__EXERCISE__
Every line of the material is to be repeated exactly as it stands.
[START DATASET RECORDS]
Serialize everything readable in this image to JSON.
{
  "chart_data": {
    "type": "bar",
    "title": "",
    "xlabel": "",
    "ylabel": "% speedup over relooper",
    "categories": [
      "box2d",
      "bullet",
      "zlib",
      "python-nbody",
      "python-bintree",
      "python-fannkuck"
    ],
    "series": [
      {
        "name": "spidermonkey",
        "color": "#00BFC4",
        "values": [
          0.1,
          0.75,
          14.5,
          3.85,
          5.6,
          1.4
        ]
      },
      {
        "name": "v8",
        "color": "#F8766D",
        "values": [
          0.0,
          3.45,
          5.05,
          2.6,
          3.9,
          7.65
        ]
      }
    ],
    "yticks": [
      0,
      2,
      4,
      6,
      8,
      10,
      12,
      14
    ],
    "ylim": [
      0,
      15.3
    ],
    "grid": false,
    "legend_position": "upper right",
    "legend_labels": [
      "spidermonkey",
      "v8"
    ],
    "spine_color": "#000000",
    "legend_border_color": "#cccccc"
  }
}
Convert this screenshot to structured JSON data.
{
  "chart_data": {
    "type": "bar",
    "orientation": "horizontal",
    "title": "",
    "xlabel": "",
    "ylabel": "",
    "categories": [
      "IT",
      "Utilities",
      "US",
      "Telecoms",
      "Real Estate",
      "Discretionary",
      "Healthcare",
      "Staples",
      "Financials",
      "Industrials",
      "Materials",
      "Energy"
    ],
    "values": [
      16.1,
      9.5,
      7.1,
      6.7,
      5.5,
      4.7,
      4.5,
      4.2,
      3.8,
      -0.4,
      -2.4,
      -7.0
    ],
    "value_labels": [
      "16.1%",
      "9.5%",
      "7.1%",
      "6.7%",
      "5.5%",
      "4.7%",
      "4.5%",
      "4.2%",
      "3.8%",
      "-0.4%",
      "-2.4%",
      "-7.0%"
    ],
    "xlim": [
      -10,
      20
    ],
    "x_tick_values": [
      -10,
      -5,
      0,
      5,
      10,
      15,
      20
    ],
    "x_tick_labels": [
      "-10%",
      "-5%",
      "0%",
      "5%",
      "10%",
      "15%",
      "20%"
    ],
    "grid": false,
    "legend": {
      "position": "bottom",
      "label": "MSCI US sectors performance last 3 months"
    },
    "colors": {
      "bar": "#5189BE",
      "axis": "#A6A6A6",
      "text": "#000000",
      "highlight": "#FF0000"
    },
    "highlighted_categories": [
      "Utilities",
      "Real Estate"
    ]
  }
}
[END DATASET RECORDS]
__WRITTEN REPLY__
Serialize everything readable in this image to JSON.
{
  "chart_data": {
    "type": "bar",
    "title": "",
    "xlabel": "",
    "ylabel": "% speedup over relooper",
    "categories": [
      "box2d",
      "bullet",
      "zlib",
      "python-nbody",
      "python-bintree",
      "python-fannkuck"
    ],
    "series": [
      {
        "name": "spidermonkey",
        "color": "#00BFC4",
        "values": [
          0.1,
          0.75,
          14.5,
          3.85,
          5.6,
          1.4
        ]
      },
      {
        "name": "v8",
        "color": "#F8766D",
        "values": [
          0.0,
          3.45,
          5.05,
          2.6,
          3.9,
          7.65
        ]
      }
    ],
    "yticks": [
      0,
      2,
      4,
      6,
      8,
      10,
      12,
      14
    ],
    "ylim": [
      0,
      15.3
    ],
    "grid": false,
    "legend_position": "upper right",
    "legend_labels": [
      "spidermonkey",
      "v8"
    ],
    "spine_color": "#000000",
    "legend_border_color": "#cccccc"
  }
}
Convert this screenshot to structured JSON data.
{
  "chart_data": {
    "type": "bar",
    "orientation": "horizontal",
    "title": "",
    "xlabel": "",
    "ylabel": "",
    "categories": [
      "IT",
      "Utilities",
      "US",
      "Telecoms",
      "Real Estate",
      "Discretionary",
      "Healthcare",
      "Staples",
      "Financials",
      "Industrials",
      "Materials",
      "Energy"
    ],
    "values": [
      16.1,
      9.5,
      7.1,
      6.7,
      5.5,
      4.7,
      4.5,
      4.2,
      3.8,
      -0.4,
      -2.4,
      -7.0
    ],
    "value_labels": [
      "16.1%",
      "9.5%",
      "7.1%",
      "6.7%",
      "5.5%",
      "4.7%",
      "4.5%",
      "4.2%",
      "3.8%",
      "-0.4%",
      "-2.4%",
      "-7.0%"
    ],
    "xlim": [
      -10,
      20
    ],
    "x_tick_values": [
      -10,
      -5,
      0,
      5,
      10,
      15,
      20
    ],
    "x_tick_labels": [
      "-10%",
      "-5%",
      "0%",
      "5%",
      "10%",
      "15%",
      "20%"
    ],
    "grid": false,
    "legend": {
      "position": "bottom",
      "label": "MSCI US sectors performance last 3 months"
    },
    "colors": {
      "bar": "#5189BE",
      "axis": "#A6A6A6",
      "text": "#000000",
      "highlight": "#FF0000"
    },
    "highlighted_categories": [
      "Utilities",
      "Real Estate"
    ]
  }
}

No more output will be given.